** START OF Material supplied **

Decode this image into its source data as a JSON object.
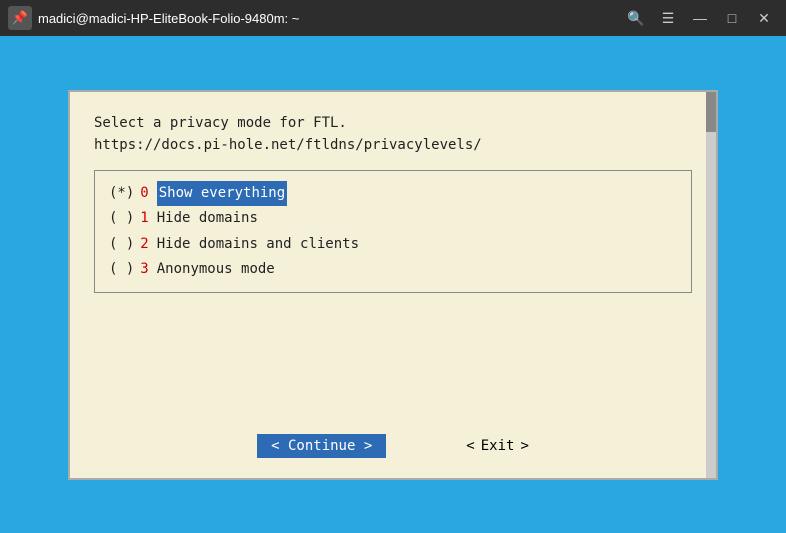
{
  "titlebar": {
    "title": "madici@madici-HP-EliteBook-Folio-9480m: ~",
    "icon": "📌"
  },
  "buttons": {
    "search": "🔍",
    "menu": "☰",
    "minimize": "—",
    "maximize": "□",
    "close": "✕"
  },
  "dialog": {
    "line1": "Select a privacy mode for FTL.",
    "line2": "https://docs.pi-hole.net/ftldns/privacylevels/",
    "options": [
      {
        "marker": "(*)",
        "number": "0",
        "label": "Show everything",
        "selected": true
      },
      {
        "marker": "( )",
        "number": "1",
        "label": "Hide domains",
        "selected": false
      },
      {
        "marker": "( )",
        "number": "2",
        "label": "Hide domains and clients",
        "selected": false
      },
      {
        "marker": "( )",
        "number": "3",
        "label": "Anonymous mode",
        "selected": false
      }
    ],
    "continue_btn": "< Continue >",
    "exit_left": "<",
    "exit_label": "Exit",
    "exit_right": ">"
  }
}
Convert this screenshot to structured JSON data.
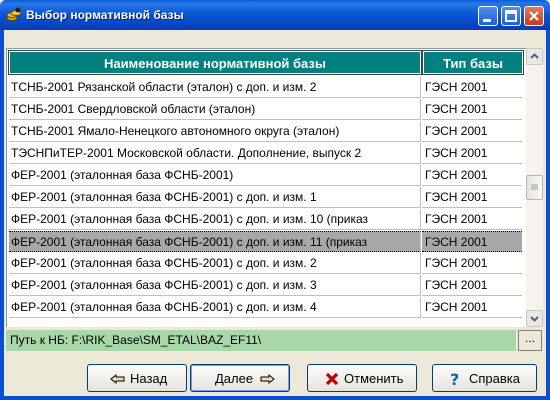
{
  "window": {
    "title": "Выбор нормативной базы"
  },
  "table": {
    "columns": [
      "Наименование нормативной базы",
      "Тип базы"
    ],
    "rows": [
      {
        "name": "ТСНБ-2001 Рязанской области (эталон) с доп. и изм. 2",
        "type": "ГЭСН 2001"
      },
      {
        "name": "ТСНБ-2001 Свердловской области (эталон)",
        "type": "ГЭСН 2001"
      },
      {
        "name": "ТСНБ-2001 Ямало-Ненецкого автономного округа (эталон)",
        "type": "ГЭСН 2001"
      },
      {
        "name": "ТЭСНПиТЕР-2001 Московской области. Дополнение, выпуск 2",
        "type": "ГЭСН 2001"
      },
      {
        "name": "ФЕР-2001 (эталонная база ФСНБ-2001)",
        "type": "ГЭСН 2001"
      },
      {
        "name": "ФЕР-2001 (эталонная база ФСНБ-2001) с доп. и изм. 1",
        "type": "ГЭСН 2001"
      },
      {
        "name": "ФЕР-2001 (эталонная база ФСНБ-2001) с доп. и изм. 10 (приказ",
        "type": "ГЭСН 2001"
      },
      {
        "name": "ФЕР-2001 (эталонная база ФСНБ-2001) с доп. и изм. 11 (приказ",
        "type": "ГЭСН 2001"
      },
      {
        "name": "ФЕР-2001 (эталонная база ФСНБ-2001) с доп. и изм. 2",
        "type": "ГЭСН 2001"
      },
      {
        "name": "ФЕР-2001 (эталонная база ФСНБ-2001) с доп. и изм. 3",
        "type": "ГЭСН 2001"
      },
      {
        "name": "ФЕР-2001 (эталонная база ФСНБ-2001) с доп. и изм. 4",
        "type": "ГЭСН 2001"
      }
    ],
    "selected_row": 7
  },
  "path": {
    "text": "Путь к НБ: F:\\RIK_Base\\SM_ETAL\\BAZ_EF11\\",
    "browse_label": "..."
  },
  "buttons": {
    "back": "Назад",
    "next": "Далее",
    "cancel": "Отменить",
    "help": "Справка"
  },
  "colors": {
    "header_bg": "#00807f",
    "selected_row_bg": "#a8a8a8",
    "path_bg": "#a8d8a8",
    "titlebar": "#0a58d6"
  }
}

** END OF Material supplied **

Check each line above for "ФСНБ" and return the ones that have it.

        "name": "ФЕР-2001 (эталонная база ФСНБ-2001)",
        "name": "ФЕР-2001 (эталонная база ФСНБ-2001) с доп. и изм. 1",
        "name": "ФЕР-2001 (эталонная база ФСНБ-2001) с доп. и изм. 10 (приказ",
        "name": "ФЕР-2001 (эталонная база ФСНБ-2001) с доп. и изм. 11 (приказ",
        "name": "ФЕР-2001 (эталонная база ФСНБ-2001) с доп. и изм. 2",
        "name": "ФЕР-2001 (эталонная база ФСНБ-2001) с доп. и изм. 3",
        "name": "ФЕР-2001 (эталонная база ФСНБ-2001) с доп. и изм. 4",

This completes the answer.